(Items from a data source)
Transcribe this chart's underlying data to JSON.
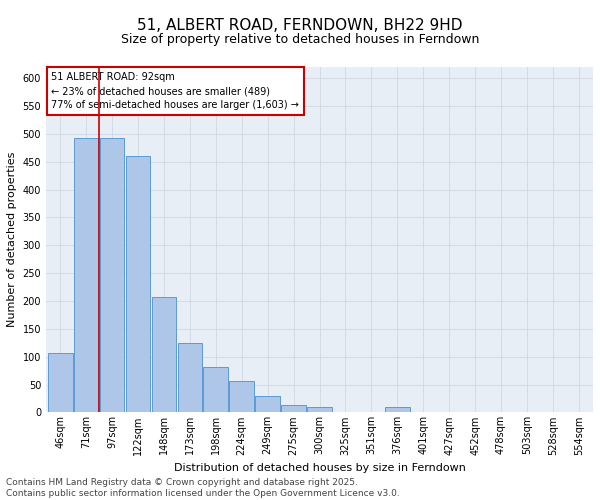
{
  "title": "51, ALBERT ROAD, FERNDOWN, BH22 9HD",
  "subtitle": "Size of property relative to detached houses in Ferndown",
  "xlabel": "Distribution of detached houses by size in Ferndown",
  "ylabel": "Number of detached properties",
  "categories": [
    "46sqm",
    "71sqm",
    "97sqm",
    "122sqm",
    "148sqm",
    "173sqm",
    "198sqm",
    "224sqm",
    "249sqm",
    "275sqm",
    "300sqm",
    "325sqm",
    "351sqm",
    "376sqm",
    "401sqm",
    "427sqm",
    "452sqm",
    "478sqm",
    "503sqm",
    "528sqm",
    "554sqm"
  ],
  "values": [
    107,
    492,
    492,
    460,
    207,
    125,
    82,
    57,
    30,
    13,
    10,
    0,
    0,
    10,
    0,
    0,
    0,
    0,
    0,
    0,
    0
  ],
  "bar_color": "#aec6e8",
  "bar_edge_color": "#5b9bd5",
  "grid_color": "#d0d8e4",
  "background_color": "#e8eef5",
  "vline_color": "#cc0000",
  "annotation_text": "51 ALBERT ROAD: 92sqm\n← 23% of detached houses are smaller (489)\n77% of semi-detached houses are larger (1,603) →",
  "annotation_box_color": "#cc0000",
  "footer": "Contains HM Land Registry data © Crown copyright and database right 2025.\nContains public sector information licensed under the Open Government Licence v3.0.",
  "ylim": [
    0,
    620
  ],
  "yticks": [
    0,
    50,
    100,
    150,
    200,
    250,
    300,
    350,
    400,
    450,
    500,
    550,
    600
  ],
  "title_fontsize": 11,
  "subtitle_fontsize": 9,
  "axis_label_fontsize": 8,
  "tick_fontsize": 7,
  "footer_fontsize": 6.5
}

Brief: Reproduce all of the entries word for word, skipping any pictures they hold.

Finished task:
Transcribe this chart's underlying data to JSON.
{
  "title": "51, ALBERT ROAD, FERNDOWN, BH22 9HD",
  "subtitle": "Size of property relative to detached houses in Ferndown",
  "xlabel": "Distribution of detached houses by size in Ferndown",
  "ylabel": "Number of detached properties",
  "categories": [
    "46sqm",
    "71sqm",
    "97sqm",
    "122sqm",
    "148sqm",
    "173sqm",
    "198sqm",
    "224sqm",
    "249sqm",
    "275sqm",
    "300sqm",
    "325sqm",
    "351sqm",
    "376sqm",
    "401sqm",
    "427sqm",
    "452sqm",
    "478sqm",
    "503sqm",
    "528sqm",
    "554sqm"
  ],
  "values": [
    107,
    492,
    492,
    460,
    207,
    125,
    82,
    57,
    30,
    13,
    10,
    0,
    0,
    10,
    0,
    0,
    0,
    0,
    0,
    0,
    0
  ],
  "bar_color": "#aec6e8",
  "bar_edge_color": "#5b9bd5",
  "grid_color": "#d0d8e4",
  "background_color": "#e8eef5",
  "vline_color": "#cc0000",
  "annotation_text": "51 ALBERT ROAD: 92sqm\n← 23% of detached houses are smaller (489)\n77% of semi-detached houses are larger (1,603) →",
  "annotation_box_color": "#cc0000",
  "footer": "Contains HM Land Registry data © Crown copyright and database right 2025.\nContains public sector information licensed under the Open Government Licence v3.0.",
  "ylim": [
    0,
    620
  ],
  "yticks": [
    0,
    50,
    100,
    150,
    200,
    250,
    300,
    350,
    400,
    450,
    500,
    550,
    600
  ],
  "title_fontsize": 11,
  "subtitle_fontsize": 9,
  "axis_label_fontsize": 8,
  "tick_fontsize": 7,
  "footer_fontsize": 6.5
}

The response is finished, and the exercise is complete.